Goal:
Output every entry exactly, from the first line to the last.

************

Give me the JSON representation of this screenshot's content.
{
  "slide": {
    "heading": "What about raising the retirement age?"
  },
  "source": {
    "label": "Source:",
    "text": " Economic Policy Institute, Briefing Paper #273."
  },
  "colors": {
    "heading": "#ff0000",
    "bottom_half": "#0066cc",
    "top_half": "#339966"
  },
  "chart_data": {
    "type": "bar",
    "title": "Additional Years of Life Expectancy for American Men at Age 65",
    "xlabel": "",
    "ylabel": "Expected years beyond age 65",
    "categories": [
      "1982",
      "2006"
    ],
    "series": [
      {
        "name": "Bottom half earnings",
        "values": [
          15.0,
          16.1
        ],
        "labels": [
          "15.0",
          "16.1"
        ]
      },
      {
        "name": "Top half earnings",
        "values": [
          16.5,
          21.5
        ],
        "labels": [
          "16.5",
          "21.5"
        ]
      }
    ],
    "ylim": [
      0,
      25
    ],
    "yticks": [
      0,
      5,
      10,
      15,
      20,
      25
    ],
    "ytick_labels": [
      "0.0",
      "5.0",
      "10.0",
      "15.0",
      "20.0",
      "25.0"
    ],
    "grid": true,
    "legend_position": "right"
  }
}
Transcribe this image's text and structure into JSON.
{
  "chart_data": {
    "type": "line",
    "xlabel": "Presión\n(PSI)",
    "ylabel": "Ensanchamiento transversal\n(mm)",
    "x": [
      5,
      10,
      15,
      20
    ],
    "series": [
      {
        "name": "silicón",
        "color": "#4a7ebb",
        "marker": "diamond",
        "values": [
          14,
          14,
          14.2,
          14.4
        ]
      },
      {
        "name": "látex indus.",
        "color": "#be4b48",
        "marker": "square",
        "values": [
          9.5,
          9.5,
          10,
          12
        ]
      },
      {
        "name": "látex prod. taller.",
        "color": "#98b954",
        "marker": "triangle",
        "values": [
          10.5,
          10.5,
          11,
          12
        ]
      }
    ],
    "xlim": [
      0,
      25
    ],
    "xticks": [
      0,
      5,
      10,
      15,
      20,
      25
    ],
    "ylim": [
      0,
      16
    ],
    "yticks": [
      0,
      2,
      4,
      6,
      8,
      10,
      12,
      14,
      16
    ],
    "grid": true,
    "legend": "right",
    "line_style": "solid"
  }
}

************

Solution to the problem:
Give me the JSON representation of this screenshot's content.
{
  "slide": {
    "heading": "What about raising the retirement age?"
  },
  "source": {
    "label": "Source:",
    "text": " Economic Policy Institute, Briefing Paper #273."
  },
  "colors": {
    "heading": "#ff0000",
    "bottom_half": "#0066cc",
    "top_half": "#339966"
  },
  "chart_data": {
    "type": "bar",
    "title": "Additional Years of Life Expectancy for American Men at Age 65",
    "xlabel": "",
    "ylabel": "Expected years beyond age 65",
    "categories": [
      "1982",
      "2006"
    ],
    "series": [
      {
        "name": "Bottom half earnings",
        "values": [
          15.0,
          16.1
        ],
        "labels": [
          "15.0",
          "16.1"
        ]
      },
      {
        "name": "Top half earnings",
        "values": [
          16.5,
          21.5
        ],
        "labels": [
          "16.5",
          "21.5"
        ]
      }
    ],
    "ylim": [
      0,
      25
    ],
    "yticks": [
      0,
      5,
      10,
      15,
      20,
      25
    ],
    "ytick_labels": [
      "0.0",
      "5.0",
      "10.0",
      "15.0",
      "20.0",
      "25.0"
    ],
    "grid": true,
    "legend_position": "right"
  }
}
Transcribe this image's text and structure into JSON.
{
  "chart_data": {
    "type": "line",
    "xlabel": "Presión\n(PSI)",
    "ylabel": "Ensanchamiento transversal\n(mm)",
    "x": [
      5,
      10,
      15,
      20
    ],
    "series": [
      {
        "name": "silicón",
        "color": "#4a7ebb",
        "marker": "diamond",
        "values": [
          14,
          14,
          14.2,
          14.4
        ]
      },
      {
        "name": "látex indus.",
        "color": "#be4b48",
        "marker": "square",
        "values": [
          9.5,
          9.5,
          10,
          12
        ]
      },
      {
        "name": "látex prod. taller.",
        "color": "#98b954",
        "marker": "triangle",
        "values": [
          10.5,
          10.5,
          11,
          12
        ]
      }
    ],
    "xlim": [
      0,
      25
    ],
    "xticks": [
      0,
      5,
      10,
      15,
      20,
      25
    ],
    "ylim": [
      0,
      16
    ],
    "yticks": [
      0,
      2,
      4,
      6,
      8,
      10,
      12,
      14,
      16
    ],
    "grid": true,
    "legend": "right",
    "line_style": "solid"
  }
}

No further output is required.